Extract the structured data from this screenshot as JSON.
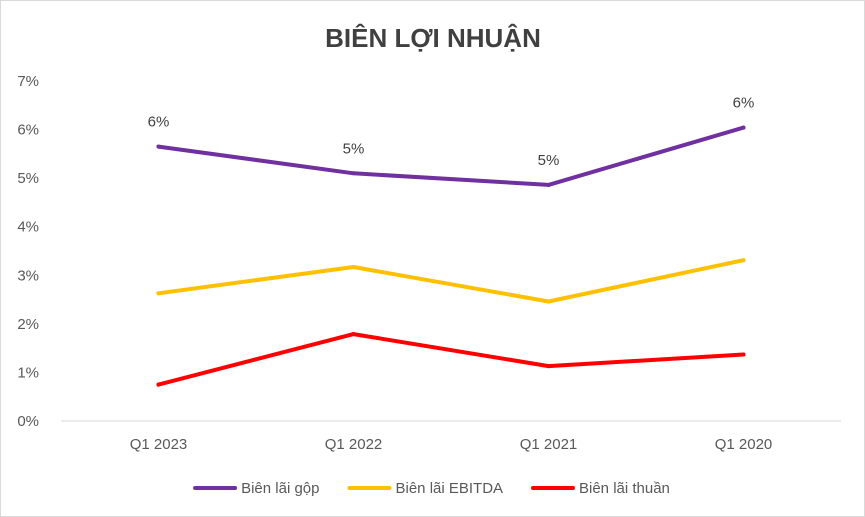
{
  "chart_data": {
    "type": "line",
    "title": "BIÊN LỢI NHUẬN",
    "xlabel": "",
    "ylabel": "",
    "categories": [
      "Q1 2023",
      "Q1 2022",
      "Q1 2021",
      "Q1 2020"
    ],
    "ylim": [
      0,
      0.07
    ],
    "yticks": [
      0,
      0.01,
      0.02,
      0.03,
      0.04,
      0.05,
      0.06,
      0.07
    ],
    "ytick_labels": [
      "0%",
      "1%",
      "2%",
      "3%",
      "4%",
      "5%",
      "6%",
      "7%"
    ],
    "grid": false,
    "legend_position": "bottom",
    "series": [
      {
        "name": "Biên lãi gộp",
        "color": "#7030a0",
        "values": [
          0.0565,
          0.051,
          0.0486,
          0.0604
        ],
        "data_labels": [
          "6%",
          "5%",
          "5%",
          "6%"
        ]
      },
      {
        "name": "Biên lãi EBITDA",
        "color": "#ffc000",
        "values": [
          0.0263,
          0.0317,
          0.0246,
          0.0331
        ]
      },
      {
        "name": "Biên lãi thuần",
        "color": "#ff0000",
        "values": [
          0.0075,
          0.0179,
          0.0113,
          0.0137
        ]
      }
    ]
  }
}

---------------

Write out the full listing verbatim, excluding its pictures.

_Result below_
Extract the structured data from this screenshot as JSON.
{
  "chart_data": {
    "type": "line",
    "title": "BIÊN LỢI NHUẬN",
    "xlabel": "",
    "ylabel": "",
    "categories": [
      "Q1 2023",
      "Q1 2022",
      "Q1 2021",
      "Q1 2020"
    ],
    "ylim": [
      0,
      0.07
    ],
    "yticks": [
      0,
      0.01,
      0.02,
      0.03,
      0.04,
      0.05,
      0.06,
      0.07
    ],
    "ytick_labels": [
      "0%",
      "1%",
      "2%",
      "3%",
      "4%",
      "5%",
      "6%",
      "7%"
    ],
    "grid": false,
    "legend_position": "bottom",
    "series": [
      {
        "name": "Biên lãi gộp",
        "color": "#7030a0",
        "values": [
          0.0565,
          0.051,
          0.0486,
          0.0604
        ],
        "data_labels": [
          "6%",
          "5%",
          "5%",
          "6%"
        ]
      },
      {
        "name": "Biên lãi EBITDA",
        "color": "#ffc000",
        "values": [
          0.0263,
          0.0317,
          0.0246,
          0.0331
        ]
      },
      {
        "name": "Biên lãi thuần",
        "color": "#ff0000",
        "values": [
          0.0075,
          0.0179,
          0.0113,
          0.0137
        ]
      }
    ]
  }
}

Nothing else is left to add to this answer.